■ WORK REQUIRED ■
Only the number is wanted: how many lines of the data contain "enfants"?

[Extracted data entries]
______________________________
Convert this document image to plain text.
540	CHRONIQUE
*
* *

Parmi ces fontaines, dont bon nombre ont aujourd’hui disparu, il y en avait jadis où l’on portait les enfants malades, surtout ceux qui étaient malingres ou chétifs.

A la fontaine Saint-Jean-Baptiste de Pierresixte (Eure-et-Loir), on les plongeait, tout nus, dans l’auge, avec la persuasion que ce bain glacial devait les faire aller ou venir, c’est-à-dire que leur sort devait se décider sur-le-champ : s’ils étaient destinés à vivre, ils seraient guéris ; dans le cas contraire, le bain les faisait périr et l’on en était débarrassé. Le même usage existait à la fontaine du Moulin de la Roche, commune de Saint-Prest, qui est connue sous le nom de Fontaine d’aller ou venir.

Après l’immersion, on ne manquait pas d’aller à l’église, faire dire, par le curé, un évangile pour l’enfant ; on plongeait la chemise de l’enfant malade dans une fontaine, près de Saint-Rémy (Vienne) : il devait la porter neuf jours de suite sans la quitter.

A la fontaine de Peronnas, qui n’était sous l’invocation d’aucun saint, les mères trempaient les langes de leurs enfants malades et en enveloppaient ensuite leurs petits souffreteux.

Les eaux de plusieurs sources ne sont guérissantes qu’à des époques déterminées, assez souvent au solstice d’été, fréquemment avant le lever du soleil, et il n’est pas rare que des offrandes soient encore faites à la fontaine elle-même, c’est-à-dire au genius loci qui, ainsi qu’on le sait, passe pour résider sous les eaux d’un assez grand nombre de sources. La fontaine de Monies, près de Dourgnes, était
______________________________
■ RESPONSE BELOW ■
2